--- begin ---

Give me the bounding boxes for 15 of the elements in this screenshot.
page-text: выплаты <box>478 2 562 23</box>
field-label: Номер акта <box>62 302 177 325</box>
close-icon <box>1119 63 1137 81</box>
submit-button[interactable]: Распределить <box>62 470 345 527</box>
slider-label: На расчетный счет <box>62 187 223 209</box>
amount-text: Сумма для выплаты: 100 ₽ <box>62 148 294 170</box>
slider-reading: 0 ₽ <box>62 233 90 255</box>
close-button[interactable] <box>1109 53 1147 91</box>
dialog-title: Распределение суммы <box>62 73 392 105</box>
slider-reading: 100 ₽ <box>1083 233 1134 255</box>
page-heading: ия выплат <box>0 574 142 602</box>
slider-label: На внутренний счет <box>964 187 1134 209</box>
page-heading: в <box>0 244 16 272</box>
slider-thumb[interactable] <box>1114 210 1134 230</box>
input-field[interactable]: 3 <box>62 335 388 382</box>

--- end ---
--- begin ---

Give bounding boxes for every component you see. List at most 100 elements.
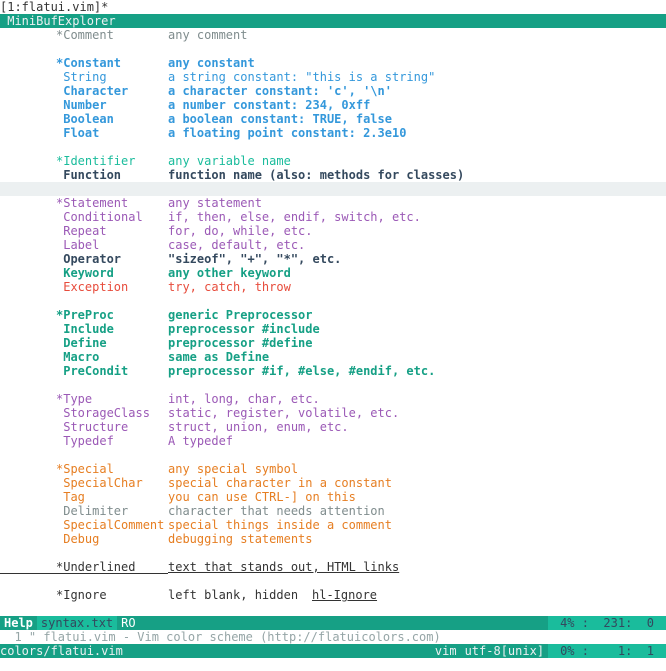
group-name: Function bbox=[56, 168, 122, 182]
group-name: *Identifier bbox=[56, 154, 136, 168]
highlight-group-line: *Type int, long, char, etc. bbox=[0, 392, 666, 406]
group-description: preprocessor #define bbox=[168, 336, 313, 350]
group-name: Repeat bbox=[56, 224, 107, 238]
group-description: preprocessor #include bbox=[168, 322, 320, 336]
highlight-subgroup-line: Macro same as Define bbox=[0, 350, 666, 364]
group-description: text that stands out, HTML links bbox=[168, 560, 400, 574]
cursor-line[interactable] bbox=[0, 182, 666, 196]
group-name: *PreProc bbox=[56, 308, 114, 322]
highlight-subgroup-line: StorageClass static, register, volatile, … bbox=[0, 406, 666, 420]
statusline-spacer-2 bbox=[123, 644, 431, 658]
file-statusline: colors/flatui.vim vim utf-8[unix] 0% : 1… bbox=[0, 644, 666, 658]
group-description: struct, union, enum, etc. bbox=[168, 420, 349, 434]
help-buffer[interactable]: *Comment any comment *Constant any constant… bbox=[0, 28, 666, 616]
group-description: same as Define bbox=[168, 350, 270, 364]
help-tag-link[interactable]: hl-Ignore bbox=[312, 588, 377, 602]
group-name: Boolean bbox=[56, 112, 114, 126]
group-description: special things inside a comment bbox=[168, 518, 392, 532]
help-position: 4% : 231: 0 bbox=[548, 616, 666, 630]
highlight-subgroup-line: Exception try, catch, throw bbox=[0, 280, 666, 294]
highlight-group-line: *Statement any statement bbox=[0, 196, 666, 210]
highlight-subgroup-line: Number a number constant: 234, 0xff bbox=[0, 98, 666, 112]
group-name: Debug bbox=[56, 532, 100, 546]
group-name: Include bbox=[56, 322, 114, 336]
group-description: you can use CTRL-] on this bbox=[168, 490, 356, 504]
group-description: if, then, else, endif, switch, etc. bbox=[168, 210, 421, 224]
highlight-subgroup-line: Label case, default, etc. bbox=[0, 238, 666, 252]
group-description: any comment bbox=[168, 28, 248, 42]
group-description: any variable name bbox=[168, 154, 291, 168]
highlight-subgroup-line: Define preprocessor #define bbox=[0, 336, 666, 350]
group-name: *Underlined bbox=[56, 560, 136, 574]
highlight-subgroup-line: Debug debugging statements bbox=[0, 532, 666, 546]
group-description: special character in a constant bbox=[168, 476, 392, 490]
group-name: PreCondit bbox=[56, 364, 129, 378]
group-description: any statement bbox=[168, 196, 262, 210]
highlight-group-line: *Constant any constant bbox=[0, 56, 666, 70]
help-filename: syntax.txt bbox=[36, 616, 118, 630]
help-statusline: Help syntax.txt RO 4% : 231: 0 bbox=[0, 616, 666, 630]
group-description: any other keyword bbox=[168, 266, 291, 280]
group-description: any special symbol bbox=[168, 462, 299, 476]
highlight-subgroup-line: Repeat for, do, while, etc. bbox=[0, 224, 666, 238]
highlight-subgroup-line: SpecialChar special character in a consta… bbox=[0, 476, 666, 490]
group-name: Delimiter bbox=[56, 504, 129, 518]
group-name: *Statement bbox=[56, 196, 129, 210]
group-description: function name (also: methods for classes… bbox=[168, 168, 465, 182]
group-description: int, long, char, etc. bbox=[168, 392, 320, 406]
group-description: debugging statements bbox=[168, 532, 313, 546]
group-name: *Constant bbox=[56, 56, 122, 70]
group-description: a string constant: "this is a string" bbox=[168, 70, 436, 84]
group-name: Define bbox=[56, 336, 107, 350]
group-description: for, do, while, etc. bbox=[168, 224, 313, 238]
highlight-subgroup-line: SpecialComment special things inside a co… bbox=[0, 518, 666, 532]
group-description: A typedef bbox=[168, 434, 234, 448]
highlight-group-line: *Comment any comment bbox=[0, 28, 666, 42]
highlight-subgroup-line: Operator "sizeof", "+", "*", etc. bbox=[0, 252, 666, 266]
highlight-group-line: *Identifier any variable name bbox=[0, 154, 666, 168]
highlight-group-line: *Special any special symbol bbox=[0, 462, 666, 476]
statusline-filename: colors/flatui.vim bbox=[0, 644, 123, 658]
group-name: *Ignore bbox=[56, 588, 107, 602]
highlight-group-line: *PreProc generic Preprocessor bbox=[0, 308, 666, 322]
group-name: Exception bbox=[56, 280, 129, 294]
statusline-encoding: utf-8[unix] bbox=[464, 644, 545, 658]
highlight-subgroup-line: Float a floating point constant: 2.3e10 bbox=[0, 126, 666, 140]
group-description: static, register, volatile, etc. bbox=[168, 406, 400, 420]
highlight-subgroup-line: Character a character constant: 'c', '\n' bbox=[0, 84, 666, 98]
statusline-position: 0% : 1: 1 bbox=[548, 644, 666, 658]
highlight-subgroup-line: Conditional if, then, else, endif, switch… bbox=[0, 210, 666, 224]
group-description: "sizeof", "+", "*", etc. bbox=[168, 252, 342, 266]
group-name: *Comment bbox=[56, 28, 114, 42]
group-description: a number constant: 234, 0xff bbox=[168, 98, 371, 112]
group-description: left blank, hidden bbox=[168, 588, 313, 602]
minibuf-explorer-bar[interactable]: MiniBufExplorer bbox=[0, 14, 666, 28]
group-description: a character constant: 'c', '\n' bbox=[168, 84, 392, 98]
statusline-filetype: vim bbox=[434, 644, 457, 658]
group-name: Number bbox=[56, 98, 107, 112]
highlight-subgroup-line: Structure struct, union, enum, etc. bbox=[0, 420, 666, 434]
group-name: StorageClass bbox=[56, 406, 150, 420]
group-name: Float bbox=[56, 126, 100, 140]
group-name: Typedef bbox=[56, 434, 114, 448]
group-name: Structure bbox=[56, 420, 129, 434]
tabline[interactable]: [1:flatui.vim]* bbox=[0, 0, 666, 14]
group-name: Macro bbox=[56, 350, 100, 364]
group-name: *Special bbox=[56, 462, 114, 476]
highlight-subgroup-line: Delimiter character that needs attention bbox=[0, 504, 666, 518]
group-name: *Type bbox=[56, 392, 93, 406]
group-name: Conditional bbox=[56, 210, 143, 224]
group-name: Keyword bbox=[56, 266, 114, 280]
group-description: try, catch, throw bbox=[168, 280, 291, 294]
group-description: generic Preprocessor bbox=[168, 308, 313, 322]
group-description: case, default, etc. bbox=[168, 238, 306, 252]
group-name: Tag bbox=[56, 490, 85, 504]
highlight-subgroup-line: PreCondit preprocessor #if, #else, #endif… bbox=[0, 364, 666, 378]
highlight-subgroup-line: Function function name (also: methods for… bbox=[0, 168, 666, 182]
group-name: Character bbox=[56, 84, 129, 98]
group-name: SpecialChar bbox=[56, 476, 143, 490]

--- end ---

• [What you need to do]
Quote verbatim the rows above, beginning with the line that contains "group-name: Function bbox=[56, 168, 122, 182]" and ending with the line that contains "group-description: preprocessor #include", both included.

• [Output for this task]
group-name: Function bbox=[56, 168, 122, 182]
group-name: *Identifier bbox=[56, 154, 136, 168]
highlight-group-line: *Type int, long, char, etc. bbox=[0, 392, 666, 406]
group-description: preprocessor #define bbox=[168, 336, 313, 350]
group-name: Repeat bbox=[56, 224, 107, 238]
group-description: preprocessor #include bbox=[168, 322, 320, 336]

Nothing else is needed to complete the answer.